### Task to carry out
Exclude the pictures and return every line exactly as written.

### Part of a data file

********

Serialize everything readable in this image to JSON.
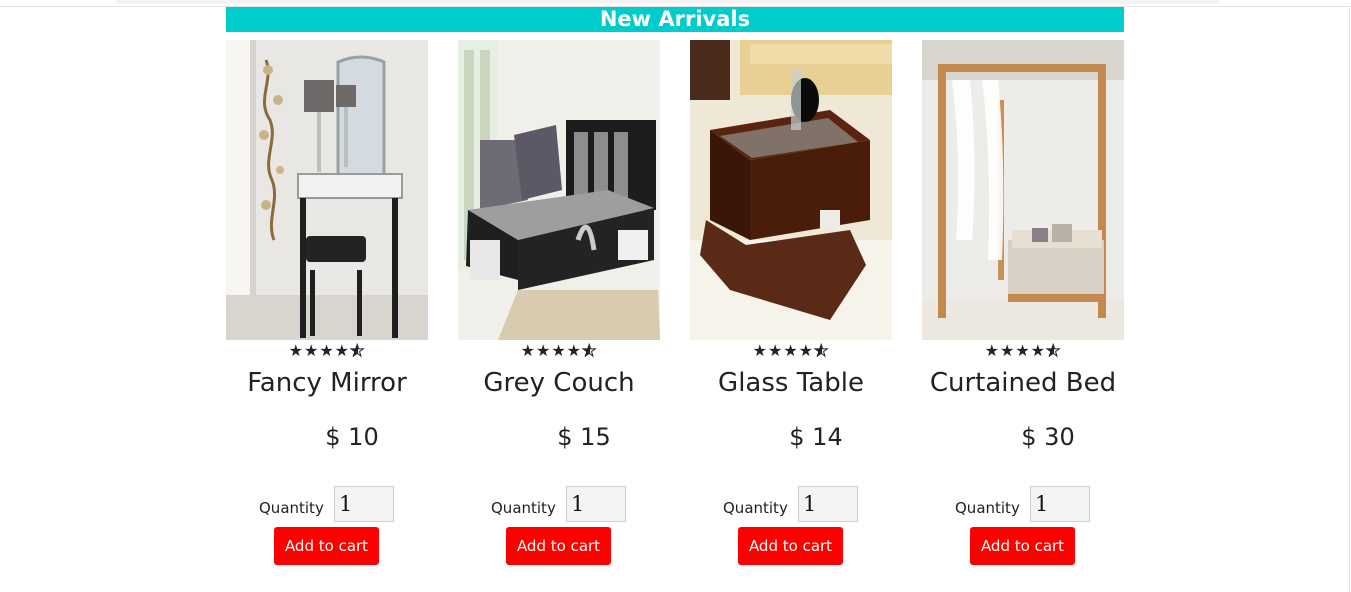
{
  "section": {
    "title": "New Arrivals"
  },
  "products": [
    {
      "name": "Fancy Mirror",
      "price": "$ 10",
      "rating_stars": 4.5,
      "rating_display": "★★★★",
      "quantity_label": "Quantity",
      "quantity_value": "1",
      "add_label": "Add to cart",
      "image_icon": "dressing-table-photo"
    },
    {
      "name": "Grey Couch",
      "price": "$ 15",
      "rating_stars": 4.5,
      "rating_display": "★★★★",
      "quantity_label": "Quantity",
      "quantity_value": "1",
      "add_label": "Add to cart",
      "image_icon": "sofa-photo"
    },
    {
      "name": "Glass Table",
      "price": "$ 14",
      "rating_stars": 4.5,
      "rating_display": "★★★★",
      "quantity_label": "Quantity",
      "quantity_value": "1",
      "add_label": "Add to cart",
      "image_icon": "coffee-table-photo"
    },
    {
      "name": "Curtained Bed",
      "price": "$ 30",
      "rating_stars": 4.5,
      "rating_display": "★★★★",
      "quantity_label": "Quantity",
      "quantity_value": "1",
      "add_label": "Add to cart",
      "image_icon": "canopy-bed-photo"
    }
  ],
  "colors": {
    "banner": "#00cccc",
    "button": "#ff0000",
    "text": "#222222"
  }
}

********

### Final result
Serialize everything readable in this image to JSON.
{
  "section": {
    "title": "New Arrivals"
  },
  "products": [
    {
      "name": "Fancy Mirror",
      "price": "$ 10",
      "rating_stars": 4.5,
      "rating_display": "★★★★",
      "quantity_label": "Quantity",
      "quantity_value": "1",
      "add_label": "Add to cart",
      "image_icon": "dressing-table-photo"
    },
    {
      "name": "Grey Couch",
      "price": "$ 15",
      "rating_stars": 4.5,
      "rating_display": "★★★★",
      "quantity_label": "Quantity",
      "quantity_value": "1",
      "add_label": "Add to cart",
      "image_icon": "sofa-photo"
    },
    {
      "name": "Glass Table",
      "price": "$ 14",
      "rating_stars": 4.5,
      "rating_display": "★★★★",
      "quantity_label": "Quantity",
      "quantity_value": "1",
      "add_label": "Add to cart",
      "image_icon": "coffee-table-photo"
    },
    {
      "name": "Curtained Bed",
      "price": "$ 30",
      "rating_stars": 4.5,
      "rating_display": "★★★★",
      "quantity_label": "Quantity",
      "quantity_value": "1",
      "add_label": "Add to cart",
      "image_icon": "canopy-bed-photo"
    }
  ],
  "colors": {
    "banner": "#00cccc",
    "button": "#ff0000",
    "text": "#222222"
  }
}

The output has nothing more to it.